--- START ---

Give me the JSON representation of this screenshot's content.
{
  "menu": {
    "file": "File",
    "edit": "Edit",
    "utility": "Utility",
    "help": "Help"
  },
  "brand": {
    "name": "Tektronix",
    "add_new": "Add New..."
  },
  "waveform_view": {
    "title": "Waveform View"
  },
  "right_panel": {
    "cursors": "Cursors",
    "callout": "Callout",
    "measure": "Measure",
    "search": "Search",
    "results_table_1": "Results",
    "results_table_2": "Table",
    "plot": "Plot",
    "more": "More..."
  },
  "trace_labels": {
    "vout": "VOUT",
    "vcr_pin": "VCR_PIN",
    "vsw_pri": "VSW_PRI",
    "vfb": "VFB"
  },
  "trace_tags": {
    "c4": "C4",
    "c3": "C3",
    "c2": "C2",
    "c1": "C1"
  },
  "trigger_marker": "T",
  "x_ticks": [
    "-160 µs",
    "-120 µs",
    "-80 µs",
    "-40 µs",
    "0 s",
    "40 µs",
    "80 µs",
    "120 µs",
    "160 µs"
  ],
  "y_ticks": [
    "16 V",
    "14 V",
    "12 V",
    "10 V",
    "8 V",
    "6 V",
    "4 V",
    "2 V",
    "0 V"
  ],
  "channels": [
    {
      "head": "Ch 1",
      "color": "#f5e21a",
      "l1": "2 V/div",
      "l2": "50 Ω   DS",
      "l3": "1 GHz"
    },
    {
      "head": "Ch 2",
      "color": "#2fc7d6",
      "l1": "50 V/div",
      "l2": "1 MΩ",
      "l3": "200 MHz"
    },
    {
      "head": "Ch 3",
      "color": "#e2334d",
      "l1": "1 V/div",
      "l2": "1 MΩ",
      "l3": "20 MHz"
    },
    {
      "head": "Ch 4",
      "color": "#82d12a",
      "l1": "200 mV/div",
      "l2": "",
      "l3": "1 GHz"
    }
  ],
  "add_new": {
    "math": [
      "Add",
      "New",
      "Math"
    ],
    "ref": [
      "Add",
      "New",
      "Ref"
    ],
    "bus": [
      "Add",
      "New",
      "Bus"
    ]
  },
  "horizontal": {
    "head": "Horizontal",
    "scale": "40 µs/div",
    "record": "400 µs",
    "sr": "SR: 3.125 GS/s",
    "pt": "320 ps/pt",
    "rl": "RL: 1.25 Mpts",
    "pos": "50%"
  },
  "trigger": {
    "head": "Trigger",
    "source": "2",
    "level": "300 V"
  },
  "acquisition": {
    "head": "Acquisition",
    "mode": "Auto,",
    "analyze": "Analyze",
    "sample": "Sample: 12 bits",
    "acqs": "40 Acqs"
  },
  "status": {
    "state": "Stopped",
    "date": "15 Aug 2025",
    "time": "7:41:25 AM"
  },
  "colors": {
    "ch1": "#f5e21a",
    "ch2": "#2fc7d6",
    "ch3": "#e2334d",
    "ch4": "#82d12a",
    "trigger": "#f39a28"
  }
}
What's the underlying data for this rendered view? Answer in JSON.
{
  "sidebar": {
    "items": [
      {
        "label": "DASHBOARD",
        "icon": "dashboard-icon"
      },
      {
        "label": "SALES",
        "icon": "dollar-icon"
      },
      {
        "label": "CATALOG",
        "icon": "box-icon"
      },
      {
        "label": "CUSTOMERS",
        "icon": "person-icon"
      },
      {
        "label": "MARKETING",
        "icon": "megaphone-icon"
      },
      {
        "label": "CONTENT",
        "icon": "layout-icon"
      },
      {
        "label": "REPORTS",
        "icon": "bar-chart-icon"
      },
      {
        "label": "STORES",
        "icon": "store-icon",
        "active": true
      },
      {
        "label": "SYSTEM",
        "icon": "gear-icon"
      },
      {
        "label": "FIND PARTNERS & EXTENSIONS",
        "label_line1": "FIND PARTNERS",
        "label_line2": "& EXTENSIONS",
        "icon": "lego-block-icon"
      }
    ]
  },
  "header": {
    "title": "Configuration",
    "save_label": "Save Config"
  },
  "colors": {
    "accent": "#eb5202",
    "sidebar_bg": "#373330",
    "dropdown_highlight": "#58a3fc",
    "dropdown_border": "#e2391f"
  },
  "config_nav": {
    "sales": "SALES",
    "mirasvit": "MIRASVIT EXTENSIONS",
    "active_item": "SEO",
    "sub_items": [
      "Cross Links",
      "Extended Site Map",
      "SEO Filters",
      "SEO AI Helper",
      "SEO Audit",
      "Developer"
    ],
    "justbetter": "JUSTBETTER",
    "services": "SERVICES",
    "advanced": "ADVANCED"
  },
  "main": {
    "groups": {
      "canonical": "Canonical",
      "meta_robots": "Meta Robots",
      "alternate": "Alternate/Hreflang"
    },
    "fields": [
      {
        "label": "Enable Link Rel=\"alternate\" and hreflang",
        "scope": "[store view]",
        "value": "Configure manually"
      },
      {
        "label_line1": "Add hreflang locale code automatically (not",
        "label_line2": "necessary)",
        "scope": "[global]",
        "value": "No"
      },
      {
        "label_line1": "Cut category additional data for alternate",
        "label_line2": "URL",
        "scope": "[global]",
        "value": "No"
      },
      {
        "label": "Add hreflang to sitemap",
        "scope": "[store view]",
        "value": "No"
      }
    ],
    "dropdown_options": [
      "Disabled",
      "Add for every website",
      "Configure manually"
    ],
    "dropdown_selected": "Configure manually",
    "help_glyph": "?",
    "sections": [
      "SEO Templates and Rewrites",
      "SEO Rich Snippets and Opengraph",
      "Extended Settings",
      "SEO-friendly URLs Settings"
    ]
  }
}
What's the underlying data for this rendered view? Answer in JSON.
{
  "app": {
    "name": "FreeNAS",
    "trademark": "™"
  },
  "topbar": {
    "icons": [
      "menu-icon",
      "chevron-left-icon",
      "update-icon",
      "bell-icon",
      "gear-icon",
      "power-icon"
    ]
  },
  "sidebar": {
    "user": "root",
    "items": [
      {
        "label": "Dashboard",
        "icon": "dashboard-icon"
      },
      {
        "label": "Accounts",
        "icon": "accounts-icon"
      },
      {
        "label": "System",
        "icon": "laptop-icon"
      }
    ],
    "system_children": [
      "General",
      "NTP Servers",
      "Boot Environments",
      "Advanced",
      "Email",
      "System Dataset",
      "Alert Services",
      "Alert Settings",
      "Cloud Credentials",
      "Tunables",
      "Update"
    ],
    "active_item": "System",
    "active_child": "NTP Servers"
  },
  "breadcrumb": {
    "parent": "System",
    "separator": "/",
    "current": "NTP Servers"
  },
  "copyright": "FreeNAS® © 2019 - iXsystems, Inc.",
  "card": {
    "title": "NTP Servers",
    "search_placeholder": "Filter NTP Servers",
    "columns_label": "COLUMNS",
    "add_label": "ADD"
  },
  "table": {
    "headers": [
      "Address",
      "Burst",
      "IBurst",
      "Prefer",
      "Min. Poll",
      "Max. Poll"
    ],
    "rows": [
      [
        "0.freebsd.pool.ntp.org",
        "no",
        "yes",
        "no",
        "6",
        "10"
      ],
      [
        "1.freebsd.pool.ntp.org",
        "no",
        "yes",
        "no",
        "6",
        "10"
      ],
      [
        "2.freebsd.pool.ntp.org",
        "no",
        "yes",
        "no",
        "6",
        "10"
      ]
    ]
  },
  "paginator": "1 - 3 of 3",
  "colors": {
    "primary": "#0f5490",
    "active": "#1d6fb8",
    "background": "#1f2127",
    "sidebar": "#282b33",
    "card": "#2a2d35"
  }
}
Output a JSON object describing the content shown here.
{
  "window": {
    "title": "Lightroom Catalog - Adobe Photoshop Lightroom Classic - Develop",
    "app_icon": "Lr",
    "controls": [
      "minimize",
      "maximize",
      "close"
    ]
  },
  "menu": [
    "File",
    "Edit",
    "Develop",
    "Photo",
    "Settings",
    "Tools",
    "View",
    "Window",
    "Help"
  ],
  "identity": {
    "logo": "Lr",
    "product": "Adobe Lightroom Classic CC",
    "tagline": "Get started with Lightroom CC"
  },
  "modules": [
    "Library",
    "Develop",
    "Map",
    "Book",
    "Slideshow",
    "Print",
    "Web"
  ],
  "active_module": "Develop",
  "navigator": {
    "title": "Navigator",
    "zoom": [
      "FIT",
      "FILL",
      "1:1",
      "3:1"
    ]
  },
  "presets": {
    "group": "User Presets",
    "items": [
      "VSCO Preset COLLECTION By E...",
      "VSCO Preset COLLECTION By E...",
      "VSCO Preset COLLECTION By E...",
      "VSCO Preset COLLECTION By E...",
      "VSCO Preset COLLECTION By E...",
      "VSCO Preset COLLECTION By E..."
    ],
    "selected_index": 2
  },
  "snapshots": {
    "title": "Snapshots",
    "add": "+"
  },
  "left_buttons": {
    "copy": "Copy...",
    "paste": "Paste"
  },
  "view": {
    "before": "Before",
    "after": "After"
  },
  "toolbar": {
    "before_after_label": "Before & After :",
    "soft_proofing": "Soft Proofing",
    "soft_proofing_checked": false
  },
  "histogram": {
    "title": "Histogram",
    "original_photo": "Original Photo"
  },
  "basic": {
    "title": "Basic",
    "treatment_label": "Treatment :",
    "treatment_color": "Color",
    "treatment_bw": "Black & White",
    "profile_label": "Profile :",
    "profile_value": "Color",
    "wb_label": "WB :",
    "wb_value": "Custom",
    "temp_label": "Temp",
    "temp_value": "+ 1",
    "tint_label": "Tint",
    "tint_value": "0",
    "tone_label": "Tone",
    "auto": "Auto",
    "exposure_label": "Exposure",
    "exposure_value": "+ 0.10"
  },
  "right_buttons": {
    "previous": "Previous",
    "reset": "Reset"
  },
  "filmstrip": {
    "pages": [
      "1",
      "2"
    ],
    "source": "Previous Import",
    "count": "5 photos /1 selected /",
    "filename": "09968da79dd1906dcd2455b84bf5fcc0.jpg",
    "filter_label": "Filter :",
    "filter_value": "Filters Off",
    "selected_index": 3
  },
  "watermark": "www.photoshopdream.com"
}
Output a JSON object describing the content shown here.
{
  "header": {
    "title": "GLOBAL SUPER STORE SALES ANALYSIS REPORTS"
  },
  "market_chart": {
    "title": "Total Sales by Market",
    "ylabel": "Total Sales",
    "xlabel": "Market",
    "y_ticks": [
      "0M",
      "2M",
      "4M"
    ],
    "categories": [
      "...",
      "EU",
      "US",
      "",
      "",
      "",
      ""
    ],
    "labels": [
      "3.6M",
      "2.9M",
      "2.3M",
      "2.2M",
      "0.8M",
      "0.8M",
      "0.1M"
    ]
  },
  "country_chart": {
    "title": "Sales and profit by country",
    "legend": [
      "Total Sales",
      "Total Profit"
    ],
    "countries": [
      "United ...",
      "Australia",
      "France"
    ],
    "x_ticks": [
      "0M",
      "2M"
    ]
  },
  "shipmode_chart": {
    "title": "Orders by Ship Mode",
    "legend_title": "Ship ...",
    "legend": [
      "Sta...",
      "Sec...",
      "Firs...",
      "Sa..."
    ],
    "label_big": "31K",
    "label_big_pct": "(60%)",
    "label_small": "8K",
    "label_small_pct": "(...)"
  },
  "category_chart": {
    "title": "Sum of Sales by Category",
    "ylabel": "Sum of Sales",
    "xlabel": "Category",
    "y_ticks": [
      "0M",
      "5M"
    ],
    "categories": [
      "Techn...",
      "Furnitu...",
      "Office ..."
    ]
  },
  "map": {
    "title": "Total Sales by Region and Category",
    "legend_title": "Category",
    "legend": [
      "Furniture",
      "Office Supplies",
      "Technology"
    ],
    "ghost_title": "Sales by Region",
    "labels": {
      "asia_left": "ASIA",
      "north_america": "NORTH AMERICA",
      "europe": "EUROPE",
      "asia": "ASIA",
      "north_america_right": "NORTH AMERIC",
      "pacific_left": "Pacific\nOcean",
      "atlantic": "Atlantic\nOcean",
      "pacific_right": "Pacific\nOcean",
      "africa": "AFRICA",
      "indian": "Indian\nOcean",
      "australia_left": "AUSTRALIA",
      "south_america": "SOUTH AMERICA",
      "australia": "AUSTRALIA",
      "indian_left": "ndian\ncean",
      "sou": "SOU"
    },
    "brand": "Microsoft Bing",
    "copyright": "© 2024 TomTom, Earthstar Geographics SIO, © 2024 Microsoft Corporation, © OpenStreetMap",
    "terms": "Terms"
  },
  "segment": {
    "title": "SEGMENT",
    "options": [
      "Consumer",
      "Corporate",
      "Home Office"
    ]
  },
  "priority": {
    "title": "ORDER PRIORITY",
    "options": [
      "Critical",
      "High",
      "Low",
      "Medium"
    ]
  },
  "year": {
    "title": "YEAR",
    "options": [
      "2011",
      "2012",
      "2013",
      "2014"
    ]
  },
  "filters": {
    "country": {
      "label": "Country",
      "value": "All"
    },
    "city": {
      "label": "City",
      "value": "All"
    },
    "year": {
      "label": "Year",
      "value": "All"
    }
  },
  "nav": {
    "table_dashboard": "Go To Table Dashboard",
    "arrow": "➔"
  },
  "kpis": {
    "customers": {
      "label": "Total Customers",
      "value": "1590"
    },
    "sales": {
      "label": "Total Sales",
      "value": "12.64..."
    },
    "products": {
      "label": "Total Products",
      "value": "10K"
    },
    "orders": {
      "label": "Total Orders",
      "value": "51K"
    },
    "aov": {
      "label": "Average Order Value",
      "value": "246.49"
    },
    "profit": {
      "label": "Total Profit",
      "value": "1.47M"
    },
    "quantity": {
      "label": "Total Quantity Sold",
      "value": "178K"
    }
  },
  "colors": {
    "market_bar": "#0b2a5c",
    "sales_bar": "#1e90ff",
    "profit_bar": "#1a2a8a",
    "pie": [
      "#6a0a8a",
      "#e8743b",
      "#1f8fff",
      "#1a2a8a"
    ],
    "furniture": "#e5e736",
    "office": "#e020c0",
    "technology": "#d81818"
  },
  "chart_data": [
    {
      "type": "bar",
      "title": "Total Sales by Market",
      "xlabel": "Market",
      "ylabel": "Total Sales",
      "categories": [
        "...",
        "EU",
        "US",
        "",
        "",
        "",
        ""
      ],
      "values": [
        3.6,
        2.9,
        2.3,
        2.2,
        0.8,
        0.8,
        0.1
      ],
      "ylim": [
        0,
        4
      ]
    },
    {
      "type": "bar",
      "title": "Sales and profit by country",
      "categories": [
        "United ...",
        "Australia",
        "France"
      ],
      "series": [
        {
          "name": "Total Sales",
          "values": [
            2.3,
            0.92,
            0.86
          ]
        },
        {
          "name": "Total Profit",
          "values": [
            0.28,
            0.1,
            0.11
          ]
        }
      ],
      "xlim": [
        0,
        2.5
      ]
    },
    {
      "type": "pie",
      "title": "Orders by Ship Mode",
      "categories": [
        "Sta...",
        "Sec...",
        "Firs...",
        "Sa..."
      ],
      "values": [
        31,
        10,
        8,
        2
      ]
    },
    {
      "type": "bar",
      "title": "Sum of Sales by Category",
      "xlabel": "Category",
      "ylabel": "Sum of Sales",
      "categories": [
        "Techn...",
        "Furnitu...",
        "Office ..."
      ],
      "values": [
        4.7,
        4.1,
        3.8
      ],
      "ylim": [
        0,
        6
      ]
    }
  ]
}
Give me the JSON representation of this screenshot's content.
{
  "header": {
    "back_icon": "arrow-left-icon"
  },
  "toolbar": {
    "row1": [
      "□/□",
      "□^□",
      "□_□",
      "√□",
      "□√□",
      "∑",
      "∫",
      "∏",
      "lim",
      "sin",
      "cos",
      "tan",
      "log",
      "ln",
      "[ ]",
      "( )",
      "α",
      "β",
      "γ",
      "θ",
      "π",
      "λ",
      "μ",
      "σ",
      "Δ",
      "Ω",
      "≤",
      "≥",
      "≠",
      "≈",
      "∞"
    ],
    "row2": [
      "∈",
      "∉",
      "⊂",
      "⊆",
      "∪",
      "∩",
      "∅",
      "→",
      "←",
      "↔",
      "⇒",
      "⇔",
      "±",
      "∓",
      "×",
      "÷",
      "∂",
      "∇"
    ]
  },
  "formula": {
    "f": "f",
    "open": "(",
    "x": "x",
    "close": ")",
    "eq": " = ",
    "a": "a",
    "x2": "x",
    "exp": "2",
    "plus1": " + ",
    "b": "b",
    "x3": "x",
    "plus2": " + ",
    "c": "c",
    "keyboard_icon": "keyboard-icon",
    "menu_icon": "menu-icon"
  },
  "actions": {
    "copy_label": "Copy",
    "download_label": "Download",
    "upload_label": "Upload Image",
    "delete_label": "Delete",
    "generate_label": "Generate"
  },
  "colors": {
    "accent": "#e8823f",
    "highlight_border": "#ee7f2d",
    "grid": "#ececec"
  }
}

--- END ---

Look over the listing. Pull out every line with the string "Classic" in it.

    "title": "Lightroom Catalog - Adobe Photoshop Lightroom Classic - Develop",
    "product": "Adobe Lightroom Classic CC",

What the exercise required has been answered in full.